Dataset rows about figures
────────

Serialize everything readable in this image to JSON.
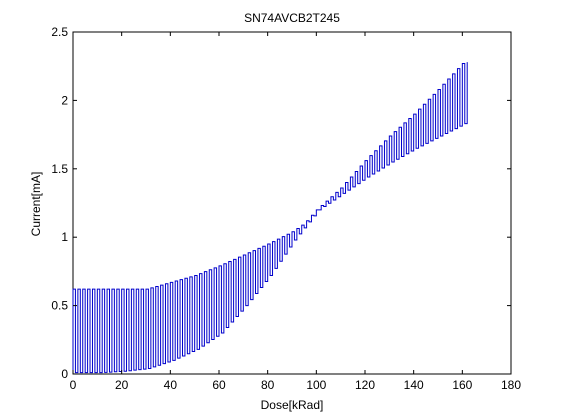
{
  "chart_data": {
    "type": "line",
    "title": "SN74AVCB2T245",
    "xlabel": "Dose[kRad]",
    "ylabel": "Current[mA]",
    "xlim": [
      0,
      180
    ],
    "ylim": [
      0,
      2.5
    ],
    "xticks": [
      0,
      20,
      40,
      60,
      80,
      100,
      120,
      140,
      160,
      180
    ],
    "yticks": [
      0,
      0.5,
      1,
      1.5,
      2,
      2.5
    ],
    "xtick_labels": [
      "0",
      "20",
      "40",
      "60",
      "80",
      "100",
      "120",
      "140",
      "160",
      "180"
    ],
    "ytick_labels": [
      "0",
      "0.5",
      "1",
      "1.5",
      "2",
      "2.5"
    ],
    "grid": false,
    "legend": null,
    "series_color": "#0000cc",
    "series": [
      {
        "style": "oscillating between an upper and lower envelope",
        "x_range": [
          0,
          162
        ],
        "cycle_spacing": 2,
        "upper_envelope": {
          "x": [
            0,
            10,
            20,
            30,
            40,
            50,
            60,
            70,
            80,
            90,
            95,
            100,
            110,
            120,
            130,
            140,
            150,
            160,
            162
          ],
          "y": [
            0.62,
            0.62,
            0.62,
            0.62,
            0.67,
            0.72,
            0.79,
            0.87,
            0.95,
            1.04,
            1.1,
            1.2,
            1.36,
            1.56,
            1.74,
            1.9,
            2.08,
            2.27,
            2.28
          ]
        },
        "lower_envelope": {
          "x": [
            0,
            10,
            20,
            30,
            40,
            50,
            60,
            70,
            80,
            90,
            100,
            110,
            120,
            130,
            140,
            150,
            160,
            162
          ],
          "y": [
            0.01,
            0.01,
            0.02,
            0.04,
            0.1,
            0.18,
            0.3,
            0.5,
            0.72,
            0.98,
            1.2,
            1.32,
            1.44,
            1.55,
            1.65,
            1.74,
            1.83,
            1.84
          ]
        }
      }
    ]
  }
}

────────

=== What to produce ===
Every entry above is to be set down exactly; the pictures are to be left out.

=== Answer below ===
Serialize everything readable in this image to JSON.
{
  "chart_data": {
    "type": "line",
    "title": "SN74AVCB2T245",
    "xlabel": "Dose[kRad]",
    "ylabel": "Current[mA]",
    "xlim": [
      0,
      180
    ],
    "ylim": [
      0,
      2.5
    ],
    "xticks": [
      0,
      20,
      40,
      60,
      80,
      100,
      120,
      140,
      160,
      180
    ],
    "yticks": [
      0,
      0.5,
      1,
      1.5,
      2,
      2.5
    ],
    "xtick_labels": [
      "0",
      "20",
      "40",
      "60",
      "80",
      "100",
      "120",
      "140",
      "160",
      "180"
    ],
    "ytick_labels": [
      "0",
      "0.5",
      "1",
      "1.5",
      "2",
      "2.5"
    ],
    "grid": false,
    "legend": null,
    "series_color": "#0000cc",
    "series": [
      {
        "style": "oscillating between an upper and lower envelope",
        "x_range": [
          0,
          162
        ],
        "cycle_spacing": 2,
        "upper_envelope": {
          "x": [
            0,
            10,
            20,
            30,
            40,
            50,
            60,
            70,
            80,
            90,
            95,
            100,
            110,
            120,
            130,
            140,
            150,
            160,
            162
          ],
          "y": [
            0.62,
            0.62,
            0.62,
            0.62,
            0.67,
            0.72,
            0.79,
            0.87,
            0.95,
            1.04,
            1.1,
            1.2,
            1.36,
            1.56,
            1.74,
            1.9,
            2.08,
            2.27,
            2.28
          ]
        },
        "lower_envelope": {
          "x": [
            0,
            10,
            20,
            30,
            40,
            50,
            60,
            70,
            80,
            90,
            100,
            110,
            120,
            130,
            140,
            150,
            160,
            162
          ],
          "y": [
            0.01,
            0.01,
            0.02,
            0.04,
            0.1,
            0.18,
            0.3,
            0.5,
            0.72,
            0.98,
            1.2,
            1.32,
            1.44,
            1.55,
            1.65,
            1.74,
            1.83,
            1.84
          ]
        }
      }
    ]
  }
}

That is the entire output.